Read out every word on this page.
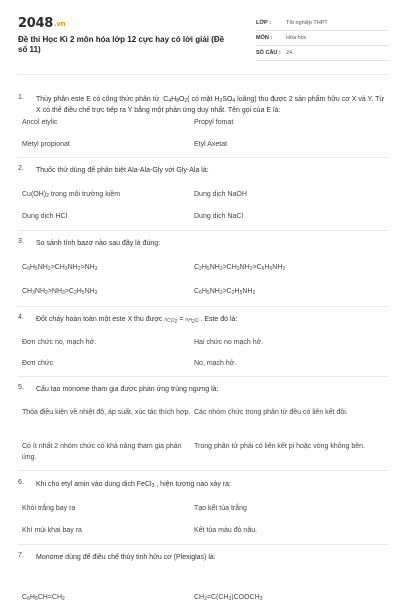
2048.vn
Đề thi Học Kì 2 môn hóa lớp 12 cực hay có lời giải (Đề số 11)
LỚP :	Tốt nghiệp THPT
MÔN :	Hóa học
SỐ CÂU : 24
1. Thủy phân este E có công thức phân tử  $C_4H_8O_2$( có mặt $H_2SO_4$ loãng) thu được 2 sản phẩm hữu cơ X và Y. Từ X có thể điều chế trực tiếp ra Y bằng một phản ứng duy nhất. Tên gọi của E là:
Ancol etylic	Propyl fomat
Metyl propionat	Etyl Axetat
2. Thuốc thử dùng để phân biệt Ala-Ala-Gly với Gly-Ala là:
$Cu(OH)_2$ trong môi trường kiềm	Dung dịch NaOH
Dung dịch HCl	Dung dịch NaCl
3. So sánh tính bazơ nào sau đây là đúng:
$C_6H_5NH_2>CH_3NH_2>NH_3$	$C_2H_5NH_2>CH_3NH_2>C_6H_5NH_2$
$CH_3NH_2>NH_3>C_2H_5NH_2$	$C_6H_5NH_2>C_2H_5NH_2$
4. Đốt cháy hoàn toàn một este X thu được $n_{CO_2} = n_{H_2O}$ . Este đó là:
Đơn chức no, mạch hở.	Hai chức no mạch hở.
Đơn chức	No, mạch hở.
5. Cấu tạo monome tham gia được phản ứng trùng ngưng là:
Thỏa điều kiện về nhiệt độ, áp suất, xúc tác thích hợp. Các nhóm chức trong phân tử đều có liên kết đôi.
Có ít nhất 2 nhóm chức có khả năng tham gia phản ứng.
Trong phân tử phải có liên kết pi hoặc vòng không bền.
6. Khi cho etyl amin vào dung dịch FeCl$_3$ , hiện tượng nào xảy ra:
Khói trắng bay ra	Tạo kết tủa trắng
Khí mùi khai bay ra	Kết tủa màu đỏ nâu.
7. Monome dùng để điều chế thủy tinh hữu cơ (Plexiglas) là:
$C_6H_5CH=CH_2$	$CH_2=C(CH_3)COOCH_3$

==============================

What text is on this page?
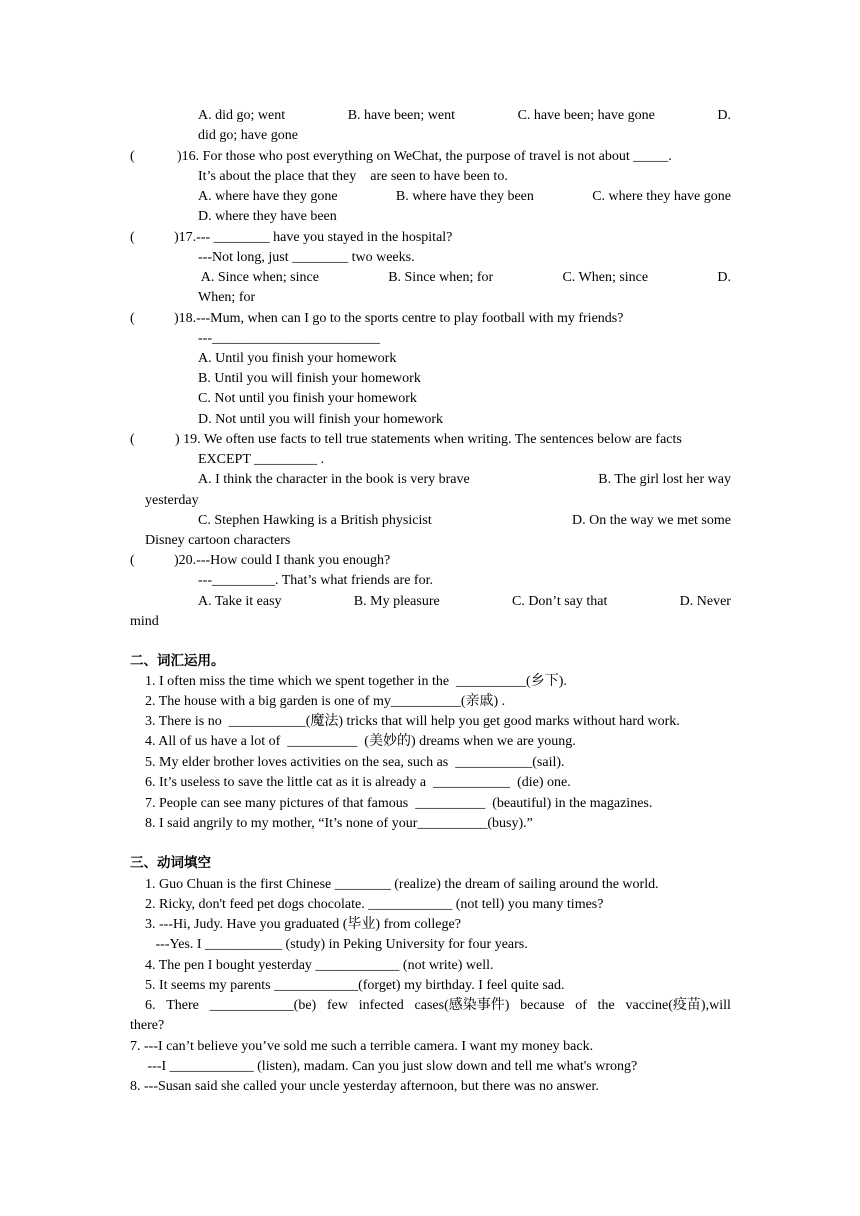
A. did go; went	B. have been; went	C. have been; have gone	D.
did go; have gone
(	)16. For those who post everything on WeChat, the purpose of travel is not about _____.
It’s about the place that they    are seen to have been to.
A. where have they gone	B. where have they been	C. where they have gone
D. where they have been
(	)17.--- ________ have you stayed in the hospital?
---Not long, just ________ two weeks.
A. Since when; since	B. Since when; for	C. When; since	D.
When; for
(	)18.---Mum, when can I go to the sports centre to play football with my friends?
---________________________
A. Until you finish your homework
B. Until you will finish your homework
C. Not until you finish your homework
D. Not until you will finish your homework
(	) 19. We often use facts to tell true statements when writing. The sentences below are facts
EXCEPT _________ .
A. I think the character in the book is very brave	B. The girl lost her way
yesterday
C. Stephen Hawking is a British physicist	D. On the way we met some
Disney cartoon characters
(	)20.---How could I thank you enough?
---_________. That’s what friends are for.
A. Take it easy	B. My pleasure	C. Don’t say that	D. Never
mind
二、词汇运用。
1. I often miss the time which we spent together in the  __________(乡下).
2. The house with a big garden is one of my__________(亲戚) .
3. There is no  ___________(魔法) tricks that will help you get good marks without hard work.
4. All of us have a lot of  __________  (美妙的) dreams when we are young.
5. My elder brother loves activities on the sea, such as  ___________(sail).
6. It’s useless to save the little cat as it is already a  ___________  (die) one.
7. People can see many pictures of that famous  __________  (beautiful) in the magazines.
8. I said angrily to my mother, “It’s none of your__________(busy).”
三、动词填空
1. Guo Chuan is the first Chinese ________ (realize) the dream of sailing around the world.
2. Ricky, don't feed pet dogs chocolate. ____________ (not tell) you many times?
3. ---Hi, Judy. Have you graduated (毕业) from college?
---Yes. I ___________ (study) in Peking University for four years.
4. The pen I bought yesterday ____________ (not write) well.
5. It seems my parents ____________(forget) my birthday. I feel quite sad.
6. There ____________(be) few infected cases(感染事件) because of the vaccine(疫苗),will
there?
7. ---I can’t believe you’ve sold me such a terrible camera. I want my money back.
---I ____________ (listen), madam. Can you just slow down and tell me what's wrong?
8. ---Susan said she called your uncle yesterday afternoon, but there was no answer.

==============================

SHORT TASK: Look through the entries above and report each line where the string "yesterday" occurs.

ANSWER TO THIS TASK:
yesterday
4. The pen I bought yesterday ____________ (not write) well.
8. ---Susan said she called your uncle yesterday afternoon, but there was no answer.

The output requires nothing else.